TASK INSTRUCTIONS.
Write out the data again exactly, skipping every picture.

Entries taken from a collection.
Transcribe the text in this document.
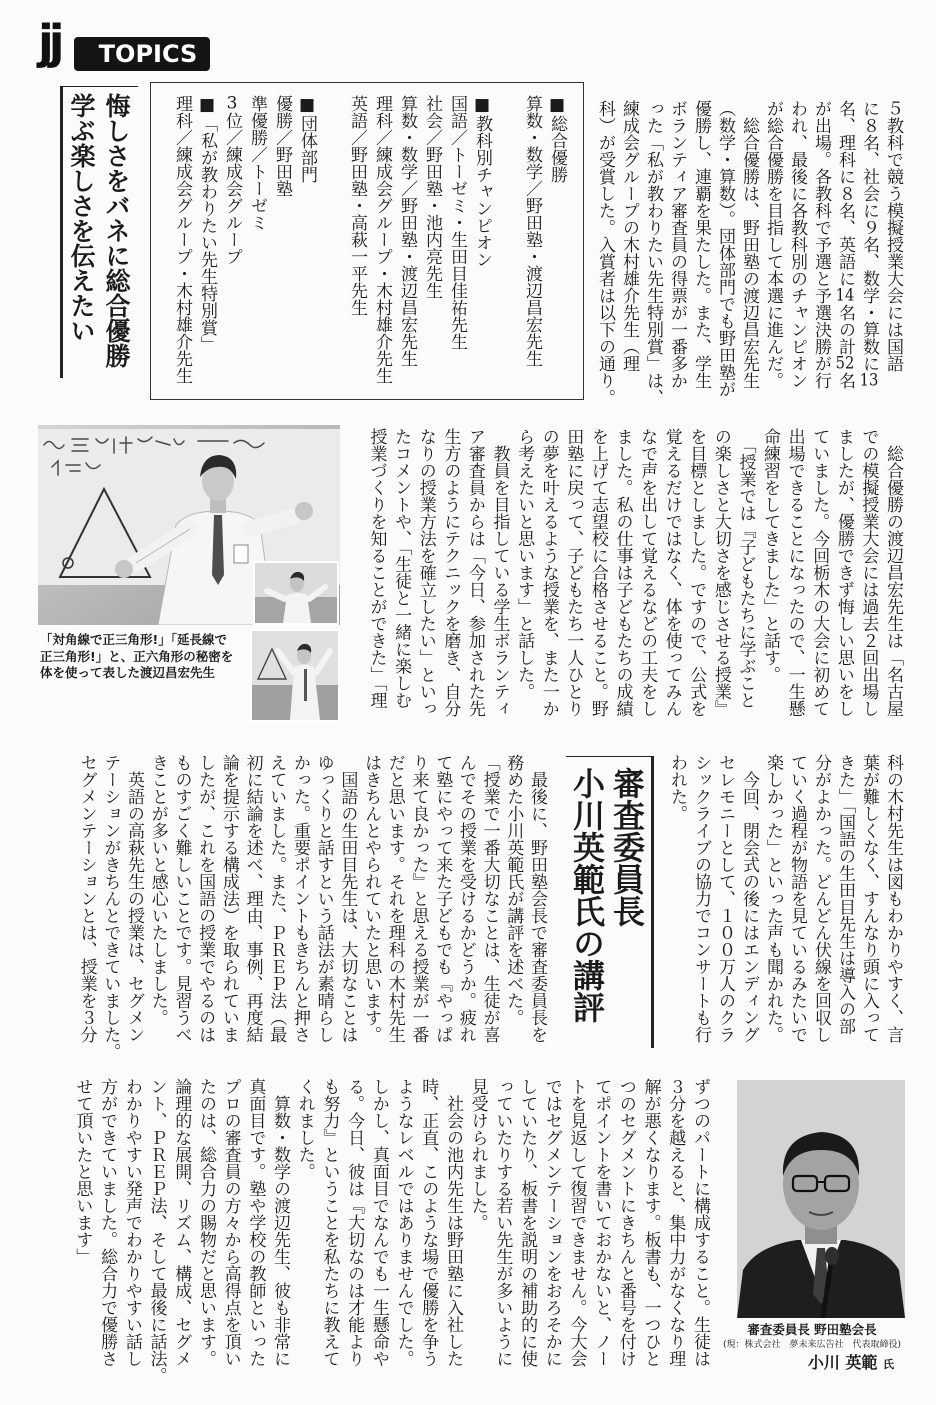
TOPICS
jj
悔しさをバネに総合優勝
学ぶ楽しさを伝えたい	■総合優勝
算数・数学／野田塾・渡辺昌宏先生
■教科別チャンピオン
国語／トーゼミ・生田目佳祐先生
社会／野田塾・池内亮先生
算数・数学／野田塾・渡辺昌宏先生
理科／練成会グループ・木村雄介先生
英語／野田塾・高萩一平先生
■団体部門
優勝／野田塾
準優勝／トーゼミ
3位／練成会グループ
■「私が教わりたい先生特別賞」
理科／練成会グループ・木村雄介先生	５教科で競う模擬授業大会には国語
に８名、社会に９名、数学・算数に13
名、理科に８名、英語に14名の計52名
が出場。各教科で予選と予選決勝が行
われ、最後に各教科別のチャンピオン
が総合優勝を目指して本選に進んだ。
　総合優勝は、野田塾の渡辺昌宏先生
（数学・算数）。団体部門でも野田塾が
優勝し、連覇を果たした。また、学生
ボランティア審査員の得票が一番多か
った「私が教わりたい先生特別賞」は、
練成会グループの木村雄介先生（理
科）が受賞した。入賞者は以下の通り。
　総合優勝の渡辺昌宏先生は「名古屋
での模擬授業大会には過去２回出場し
ましたが、優勝できず悔しい思いをし
ていました。今回栃木の大会に初めて
出場できることになったので、一生懸
命練習をしてきました」と話す。
　「授業では『子どもたちに学ぶこと
の楽しさと大切さを感じさせる授業』
を目標としました。ですので、公式を
覚えるだけではなく、体を使ってみん
なで声を出して覚えるなどの工夫をし
ました。私の仕事は子どもたちの成績
を上げて志望校に合格させること。野
田塾に戻って、子どもたち一人ひとり
の夢を叶えるような授業を、また一か
ら考えたいと思います」と話した。
　教員を目指している学生ボランティ
ア審査員からは「今日、参加された先
生方のようにテクニックを磨き、自分
なりの授業方法を確立したい」といっ
たコメントや、「生徒と一緒に楽しむ
授業づくりを知ることができた」「理
科の木村先生は図もわかりやすく、言
葉が難しくなく、すんなり頭に入って
きた」「国語の生田目先生は導入の部
分がよかった。どんどん伏線を回収し
ていく過程が物語を見ているみたいで
楽しかった」といった声も聞かれた。
　今回、閉会式の後にはエンディング
セレモニーとして、１００万人のクラ
シックライブの協力でコンサートも行
われた。
審査委員長
小川英範氏の講評
　最後に、野田塾会長で審査委員長を
務めた小川英範氏が講評を述べた。
「授業で一番大切なことは、生徒が喜
んでその授業を受けるかどうか。疲れ
て塾にやって来た子どもでも『やっぱ
り来て良かった』と思える授業が一番
だと思います。それを理科の木村先生
はきちんとやられていたと思います。
　国語の生田目先生は、大切なことは
ゆっくりと話すという話法が素晴らし
かった。重要ポイントもきちんと押さ
えていました。また、ＰＲＥＰ法（最
初に結論を述べ、理由、事例、再度結
論を提示する構成法）を取られていま
したが、これを国語の授業でやるのは
ものすごく難しいことです。見習うべ
きことが多いと感心いたしました。
　英語の高萩先生の授業は、セグメン
テーションがきちんとできていました。
セグメンテーションとは、授業を３分
ずつのパートに構成すること。生徒は
３分を越えると、集中力がなくなり理
解が悪くなります。板書も、一つひと
つのセグメントにきちんと番号を付け
てポイントを書いておかないと、ノー
トを見返して復習できません。今大会
ではセグメンテーションをおろそかに
していたり、板書を説明の補助的に使
っていたりする若い先生が多いように
見受けられました。
　社会の池内先生は野田塾に入社した
時、正直、このような場で優勝を争う
ようなレベルではありませんでした。
しかし、真面目でなんでも一生懸命や
る。今日、彼は『大切なのは才能より
も努力』ということを私たちに教えて
くれました。
　算数・数学の渡辺先生、彼も非常に
真面目です。塾や学校の教師といった
プロの審査員の方々から高得点を頂い
たのは、総合力の賜物だと思います。
論理的な展開、リズム、構成、セグメ
ント、ＰＲＥＰ法、そして最後に話法。
わかりやすい発声でわかりやすい話し
方ができていました。総合力で優勝さ
せて頂いたと思います」
「対角線で正三角形!」「延長線で
正三角形!」と、正六角形の秘密を
体を使って表した渡辺昌宏先生
審査委員長 野田塾会長
(現：株式会社　夢未来広告社　代表取締役)
小川 英範 氏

TASK SOLUTION.
Transcribe the text in this document.
TOPICS
jj
悔しさをバネに総合優勝
学ぶ楽しさを伝えたい	■総合優勝
算数・数学／野田塾・渡辺昌宏先生
■教科別チャンピオン
国語／トーゼミ・生田目佳祐先生
社会／野田塾・池内亮先生
算数・数学／野田塾・渡辺昌宏先生
理科／練成会グループ・木村雄介先生
英語／野田塾・高萩一平先生
■団体部門
優勝／野田塾
準優勝／トーゼミ
3位／練成会グループ
■「私が教わりたい先生特別賞」
理科／練成会グループ・木村雄介先生	５教科で競う模擬授業大会には国語
に８名、社会に９名、数学・算数に13
名、理科に８名、英語に14名の計52名
が出場。各教科で予選と予選決勝が行
われ、最後に各教科別のチャンピオン
が総合優勝を目指して本選に進んだ。
　総合優勝は、野田塾の渡辺昌宏先生
（数学・算数）。団体部門でも野田塾が
優勝し、連覇を果たした。また、学生
ボランティア審査員の得票が一番多か
った「私が教わりたい先生特別賞」は、
練成会グループの木村雄介先生（理
科）が受賞した。入賞者は以下の通り。
　総合優勝の渡辺昌宏先生は「名古屋
での模擬授業大会には過去２回出場し
ましたが、優勝できず悔しい思いをし
ていました。今回栃木の大会に初めて
出場できることになったので、一生懸
命練習をしてきました」と話す。
　「授業では『子どもたちに学ぶこと
の楽しさと大切さを感じさせる授業』
を目標としました。ですので、公式を
覚えるだけではなく、体を使ってみん
なで声を出して覚えるなどの工夫をし
ました。私の仕事は子どもたちの成績
を上げて志望校に合格させること。野
田塾に戻って、子どもたち一人ひとり
の夢を叶えるような授業を、また一か
ら考えたいと思います」と話した。
　教員を目指している学生ボランティ
ア審査員からは「今日、参加された先
生方のようにテクニックを磨き、自分
なりの授業方法を確立したい」といっ
たコメントや、「生徒と一緒に楽しむ
授業づくりを知ることができた」「理
科の木村先生は図もわかりやすく、言
葉が難しくなく、すんなり頭に入って
きた」「国語の生田目先生は導入の部
分がよかった。どんどん伏線を回収し
ていく過程が物語を見ているみたいで
楽しかった」といった声も聞かれた。
　今回、閉会式の後にはエンディング
セレモニーとして、１００万人のクラ
シックライブの協力でコンサートも行
われた。
審査委員長
小川英範氏の講評
　最後に、野田塾会長で審査委員長を
務めた小川英範氏が講評を述べた。
「授業で一番大切なことは、生徒が喜
んでその授業を受けるかどうか。疲れ
て塾にやって来た子どもでも『やっぱ
り来て良かった』と思える授業が一番
だと思います。それを理科の木村先生
はきちんとやられていたと思います。
　国語の生田目先生は、大切なことは
ゆっくりと話すという話法が素晴らし
かった。重要ポイントもきちんと押さ
えていました。また、ＰＲＥＰ法（最
初に結論を述べ、理由、事例、再度結
論を提示する構成法）を取られていま
したが、これを国語の授業でやるのは
ものすごく難しいことです。見習うべ
きことが多いと感心いたしました。
　英語の高萩先生の授業は、セグメン
テーションがきちんとできていました。
セグメンテーションとは、授業を３分
ずつのパートに構成すること。生徒は
３分を越えると、集中力がなくなり理
解が悪くなります。板書も、一つひと
つのセグメントにきちんと番号を付け
てポイントを書いておかないと、ノー
トを見返して復習できません。今大会
ではセグメンテーションをおろそかに
していたり、板書を説明の補助的に使
っていたりする若い先生が多いように
見受けられました。
　社会の池内先生は野田塾に入社した
時、正直、このような場で優勝を争う
ようなレベルではありませんでした。
しかし、真面目でなんでも一生懸命や
る。今日、彼は『大切なのは才能より
も努力』ということを私たちに教えて
くれました。
　算数・数学の渡辺先生、彼も非常に
真面目です。塾や学校の教師といった
プロの審査員の方々から高得点を頂い
たのは、総合力の賜物だと思います。
論理的な展開、リズム、構成、セグメ
ント、ＰＲＥＰ法、そして最後に話法。
わかりやすい発声でわかりやすい話し
方ができていました。総合力で優勝さ
せて頂いたと思います」
「対角線で正三角形!」「延長線で
正三角形!」と、正六角形の秘密を
体を使って表した渡辺昌宏先生
審査委員長 野田塾会長
(現：株式会社　夢未来広告社　代表取締役)
小川 英範 氏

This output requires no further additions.